> Short exercise:
Go through the records below line by line, counting those that contain the word "Cntry"; answer with the count only.

(Data entries)
##############################
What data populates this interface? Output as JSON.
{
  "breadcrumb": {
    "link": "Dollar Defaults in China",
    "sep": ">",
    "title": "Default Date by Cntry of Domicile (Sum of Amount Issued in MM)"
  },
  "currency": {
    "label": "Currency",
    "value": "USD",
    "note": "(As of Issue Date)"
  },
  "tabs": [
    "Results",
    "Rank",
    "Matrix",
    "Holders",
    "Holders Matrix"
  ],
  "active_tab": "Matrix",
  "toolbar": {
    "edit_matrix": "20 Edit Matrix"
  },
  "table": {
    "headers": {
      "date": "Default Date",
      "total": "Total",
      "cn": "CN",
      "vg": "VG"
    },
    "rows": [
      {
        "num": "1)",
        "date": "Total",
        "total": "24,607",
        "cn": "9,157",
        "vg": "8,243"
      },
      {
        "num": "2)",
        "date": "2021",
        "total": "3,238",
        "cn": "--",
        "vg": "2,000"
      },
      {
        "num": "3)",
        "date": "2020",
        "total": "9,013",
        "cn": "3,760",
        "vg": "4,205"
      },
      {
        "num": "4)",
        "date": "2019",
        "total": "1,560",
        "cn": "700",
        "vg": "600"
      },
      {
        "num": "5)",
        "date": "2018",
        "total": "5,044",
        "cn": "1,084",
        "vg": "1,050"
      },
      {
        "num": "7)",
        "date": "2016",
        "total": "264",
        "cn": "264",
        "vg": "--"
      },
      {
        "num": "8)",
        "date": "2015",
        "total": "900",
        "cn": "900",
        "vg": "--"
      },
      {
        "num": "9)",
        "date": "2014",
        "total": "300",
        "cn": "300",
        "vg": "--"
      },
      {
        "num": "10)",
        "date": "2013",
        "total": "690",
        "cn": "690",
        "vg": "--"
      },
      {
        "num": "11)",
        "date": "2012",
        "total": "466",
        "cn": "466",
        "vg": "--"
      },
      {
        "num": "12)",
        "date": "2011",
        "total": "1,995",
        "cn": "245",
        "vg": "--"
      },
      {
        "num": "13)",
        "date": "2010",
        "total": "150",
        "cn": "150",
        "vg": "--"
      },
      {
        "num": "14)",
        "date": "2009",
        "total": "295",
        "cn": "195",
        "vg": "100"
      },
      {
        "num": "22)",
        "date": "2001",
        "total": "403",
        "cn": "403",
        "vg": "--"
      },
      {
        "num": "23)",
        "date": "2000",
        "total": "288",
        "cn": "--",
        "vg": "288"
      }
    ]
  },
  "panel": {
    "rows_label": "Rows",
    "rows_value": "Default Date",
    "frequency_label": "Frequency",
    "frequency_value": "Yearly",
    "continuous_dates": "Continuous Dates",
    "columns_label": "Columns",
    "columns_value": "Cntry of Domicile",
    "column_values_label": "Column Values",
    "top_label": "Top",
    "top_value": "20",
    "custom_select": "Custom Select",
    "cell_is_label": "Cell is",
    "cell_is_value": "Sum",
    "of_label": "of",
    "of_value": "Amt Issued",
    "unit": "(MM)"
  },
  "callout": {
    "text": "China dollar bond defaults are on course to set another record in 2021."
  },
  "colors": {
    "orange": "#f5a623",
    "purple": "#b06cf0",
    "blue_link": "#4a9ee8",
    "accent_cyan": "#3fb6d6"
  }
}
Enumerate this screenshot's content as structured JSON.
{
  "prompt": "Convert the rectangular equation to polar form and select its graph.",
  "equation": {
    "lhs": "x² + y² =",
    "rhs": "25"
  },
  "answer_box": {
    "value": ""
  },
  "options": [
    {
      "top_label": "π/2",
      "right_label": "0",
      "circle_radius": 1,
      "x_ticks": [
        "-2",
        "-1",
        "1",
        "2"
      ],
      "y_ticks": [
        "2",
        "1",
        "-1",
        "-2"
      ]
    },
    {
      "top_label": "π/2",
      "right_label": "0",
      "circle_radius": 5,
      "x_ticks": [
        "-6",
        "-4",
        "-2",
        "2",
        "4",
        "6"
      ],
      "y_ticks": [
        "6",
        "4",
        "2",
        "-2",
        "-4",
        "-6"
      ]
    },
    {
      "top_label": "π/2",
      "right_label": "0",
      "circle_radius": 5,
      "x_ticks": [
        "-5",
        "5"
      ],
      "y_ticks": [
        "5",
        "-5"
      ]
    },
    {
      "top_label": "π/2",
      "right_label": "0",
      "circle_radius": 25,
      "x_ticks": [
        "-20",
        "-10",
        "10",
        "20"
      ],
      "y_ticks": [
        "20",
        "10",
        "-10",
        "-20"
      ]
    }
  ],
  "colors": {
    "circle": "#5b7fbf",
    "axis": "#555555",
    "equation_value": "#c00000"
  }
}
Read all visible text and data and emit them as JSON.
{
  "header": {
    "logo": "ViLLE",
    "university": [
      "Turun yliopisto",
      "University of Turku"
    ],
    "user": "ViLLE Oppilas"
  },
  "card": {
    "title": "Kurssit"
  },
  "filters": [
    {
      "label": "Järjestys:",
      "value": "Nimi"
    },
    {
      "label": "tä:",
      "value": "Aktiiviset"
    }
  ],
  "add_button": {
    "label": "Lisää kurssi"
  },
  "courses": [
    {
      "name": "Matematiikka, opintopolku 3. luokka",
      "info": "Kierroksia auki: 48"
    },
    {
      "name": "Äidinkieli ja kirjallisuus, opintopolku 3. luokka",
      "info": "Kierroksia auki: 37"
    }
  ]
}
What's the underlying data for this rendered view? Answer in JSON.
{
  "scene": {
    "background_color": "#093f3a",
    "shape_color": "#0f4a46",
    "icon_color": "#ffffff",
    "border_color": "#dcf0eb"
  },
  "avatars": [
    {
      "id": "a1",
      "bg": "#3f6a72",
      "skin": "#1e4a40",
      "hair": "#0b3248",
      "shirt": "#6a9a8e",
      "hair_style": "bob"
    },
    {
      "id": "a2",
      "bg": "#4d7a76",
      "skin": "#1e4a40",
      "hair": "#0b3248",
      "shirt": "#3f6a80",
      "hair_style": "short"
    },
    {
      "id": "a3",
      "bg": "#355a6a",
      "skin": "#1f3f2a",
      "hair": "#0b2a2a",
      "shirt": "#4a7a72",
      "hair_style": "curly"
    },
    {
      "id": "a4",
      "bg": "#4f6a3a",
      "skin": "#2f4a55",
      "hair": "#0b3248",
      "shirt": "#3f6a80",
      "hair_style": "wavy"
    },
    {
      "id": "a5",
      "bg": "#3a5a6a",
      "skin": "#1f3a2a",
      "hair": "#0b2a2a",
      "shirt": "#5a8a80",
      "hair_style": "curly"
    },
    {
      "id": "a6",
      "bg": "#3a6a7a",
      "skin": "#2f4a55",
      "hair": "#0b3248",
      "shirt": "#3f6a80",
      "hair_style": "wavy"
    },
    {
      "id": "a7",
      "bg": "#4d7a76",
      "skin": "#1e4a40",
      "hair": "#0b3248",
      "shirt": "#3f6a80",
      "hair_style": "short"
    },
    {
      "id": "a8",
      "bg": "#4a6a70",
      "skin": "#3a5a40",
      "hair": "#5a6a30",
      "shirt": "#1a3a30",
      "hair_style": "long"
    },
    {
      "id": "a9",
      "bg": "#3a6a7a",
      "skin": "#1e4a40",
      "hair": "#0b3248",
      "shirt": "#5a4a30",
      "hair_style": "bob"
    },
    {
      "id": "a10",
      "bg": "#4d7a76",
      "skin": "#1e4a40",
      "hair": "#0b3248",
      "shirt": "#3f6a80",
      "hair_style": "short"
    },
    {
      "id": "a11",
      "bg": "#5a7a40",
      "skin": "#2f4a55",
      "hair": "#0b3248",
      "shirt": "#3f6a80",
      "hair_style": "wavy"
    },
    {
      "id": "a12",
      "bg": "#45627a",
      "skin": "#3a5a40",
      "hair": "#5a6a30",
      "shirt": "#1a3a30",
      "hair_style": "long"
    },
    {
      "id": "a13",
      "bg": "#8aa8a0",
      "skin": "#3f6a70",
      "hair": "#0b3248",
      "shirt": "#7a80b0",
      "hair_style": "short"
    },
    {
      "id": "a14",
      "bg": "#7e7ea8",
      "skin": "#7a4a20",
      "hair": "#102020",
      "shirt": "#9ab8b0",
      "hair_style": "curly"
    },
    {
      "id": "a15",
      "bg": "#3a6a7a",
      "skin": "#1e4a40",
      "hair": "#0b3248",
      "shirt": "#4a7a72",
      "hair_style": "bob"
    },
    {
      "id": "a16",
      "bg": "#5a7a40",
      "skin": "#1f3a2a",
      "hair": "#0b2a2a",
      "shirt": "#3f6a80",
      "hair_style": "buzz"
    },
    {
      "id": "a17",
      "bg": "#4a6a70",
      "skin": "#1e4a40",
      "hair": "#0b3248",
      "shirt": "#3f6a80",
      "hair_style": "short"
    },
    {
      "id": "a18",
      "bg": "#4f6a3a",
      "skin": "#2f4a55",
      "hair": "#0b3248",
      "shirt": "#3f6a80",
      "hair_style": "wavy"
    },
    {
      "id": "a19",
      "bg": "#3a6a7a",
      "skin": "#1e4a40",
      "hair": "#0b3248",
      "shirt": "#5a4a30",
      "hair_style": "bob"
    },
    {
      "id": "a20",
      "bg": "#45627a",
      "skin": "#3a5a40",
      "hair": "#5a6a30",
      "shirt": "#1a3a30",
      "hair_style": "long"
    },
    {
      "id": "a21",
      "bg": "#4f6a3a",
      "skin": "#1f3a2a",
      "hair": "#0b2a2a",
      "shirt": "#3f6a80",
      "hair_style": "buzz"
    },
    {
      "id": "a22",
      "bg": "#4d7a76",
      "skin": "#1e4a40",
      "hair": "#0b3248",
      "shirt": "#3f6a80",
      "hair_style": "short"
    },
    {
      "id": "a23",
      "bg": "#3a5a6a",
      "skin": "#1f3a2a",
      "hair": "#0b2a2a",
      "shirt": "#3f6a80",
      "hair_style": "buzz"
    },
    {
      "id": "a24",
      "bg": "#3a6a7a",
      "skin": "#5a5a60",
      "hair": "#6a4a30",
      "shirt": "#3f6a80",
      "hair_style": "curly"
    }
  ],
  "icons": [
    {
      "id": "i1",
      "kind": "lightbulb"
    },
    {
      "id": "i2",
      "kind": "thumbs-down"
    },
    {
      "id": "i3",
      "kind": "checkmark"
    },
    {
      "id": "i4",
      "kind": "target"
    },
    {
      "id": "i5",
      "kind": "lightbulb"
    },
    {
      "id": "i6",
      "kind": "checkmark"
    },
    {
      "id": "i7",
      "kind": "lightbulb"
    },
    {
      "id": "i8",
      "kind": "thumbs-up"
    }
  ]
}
##############################
> Output of the task:
2